GIVEN INSTRUCTION
Give the entries again exactly, every one of them.

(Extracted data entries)
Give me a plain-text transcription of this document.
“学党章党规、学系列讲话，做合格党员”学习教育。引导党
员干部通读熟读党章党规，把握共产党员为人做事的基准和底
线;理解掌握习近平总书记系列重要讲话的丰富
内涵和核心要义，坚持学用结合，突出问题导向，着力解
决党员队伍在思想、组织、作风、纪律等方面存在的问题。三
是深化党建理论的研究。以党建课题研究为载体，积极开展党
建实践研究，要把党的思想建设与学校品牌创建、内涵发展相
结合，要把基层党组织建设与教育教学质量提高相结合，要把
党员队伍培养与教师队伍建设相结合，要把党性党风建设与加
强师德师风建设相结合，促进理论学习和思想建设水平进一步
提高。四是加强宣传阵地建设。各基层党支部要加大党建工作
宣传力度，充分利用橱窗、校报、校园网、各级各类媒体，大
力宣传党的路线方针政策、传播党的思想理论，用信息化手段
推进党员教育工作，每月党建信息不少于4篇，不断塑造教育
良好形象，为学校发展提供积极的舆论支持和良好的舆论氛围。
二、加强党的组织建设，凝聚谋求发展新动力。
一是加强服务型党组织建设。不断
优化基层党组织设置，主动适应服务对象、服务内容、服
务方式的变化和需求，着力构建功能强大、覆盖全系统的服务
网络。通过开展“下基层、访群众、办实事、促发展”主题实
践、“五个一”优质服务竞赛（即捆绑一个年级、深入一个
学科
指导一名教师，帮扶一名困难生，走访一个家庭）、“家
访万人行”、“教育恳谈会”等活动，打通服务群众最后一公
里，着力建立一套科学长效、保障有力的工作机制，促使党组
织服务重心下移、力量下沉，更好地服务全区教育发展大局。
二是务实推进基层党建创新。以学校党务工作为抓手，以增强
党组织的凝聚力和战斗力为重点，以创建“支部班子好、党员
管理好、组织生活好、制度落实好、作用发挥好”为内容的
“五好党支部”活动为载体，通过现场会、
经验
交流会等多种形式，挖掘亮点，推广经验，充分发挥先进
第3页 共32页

SOLUTION FOR THIS PROBLEM
Give me a plain-text transcription of this document.
“学党章党规、学系列讲话，做合格党员”学习教育。引导党
员干部通读熟读党章党规，把握共产党员为人做事的基准和底
线;理解掌握习近平总书记系列重要讲话的丰富
内涵和核心要义，坚持学用结合，突出问题导向，着力解
决党员队伍在思想、组织、作风、纪律等方面存在的问题。三
是深化党建理论的研究。以党建课题研究为载体，积极开展党
建实践研究，要把党的思想建设与学校品牌创建、内涵发展相
结合，要把基层党组织建设与教育教学质量提高相结合，要把
党员队伍培养与教师队伍建设相结合，要把党性党风建设与加
强师德师风建设相结合，促进理论学习和思想建设水平进一步
提高。四是加强宣传阵地建设。各基层党支部要加大党建工作
宣传力度，充分利用橱窗、校报、校园网、各级各类媒体，大
力宣传党的路线方针政策、传播党的思想理论，用信息化手段
推进党员教育工作，每月党建信息不少于4篇，不断塑造教育
良好形象，为学校发展提供积极的舆论支持和良好的舆论氛围。
二、加强党的组织建设，凝聚谋求发展新动力。
一是加强服务型党组织建设。不断
优化基层党组织设置，主动适应服务对象、服务内容、服
务方式的变化和需求，着力构建功能强大、覆盖全系统的服务
网络。通过开展“下基层、访群众、办实事、促发展”主题实
践、“五个一”优质服务竞赛（即捆绑一个年级、深入一个
学科
指导一名教师，帮扶一名困难生，走访一个家庭）、“家
访万人行”、“教育恳谈会”等活动，打通服务群众最后一公
里，着力建立一套科学长效、保障有力的工作机制，促使党组
织服务重心下移、力量下沉，更好地服务全区教育发展大局。
二是务实推进基层党建创新。以学校党务工作为抓手，以增强
党组织的凝聚力和战斗力为重点，以创建“支部班子好、党员
管理好、组织生活好、制度落实好、作用发挥好”为内容的
“五好党支部”活动为载体，通过现场会、
经验
交流会等多种形式，挖掘亮点，推广经验，充分发挥先进
第3页 共32页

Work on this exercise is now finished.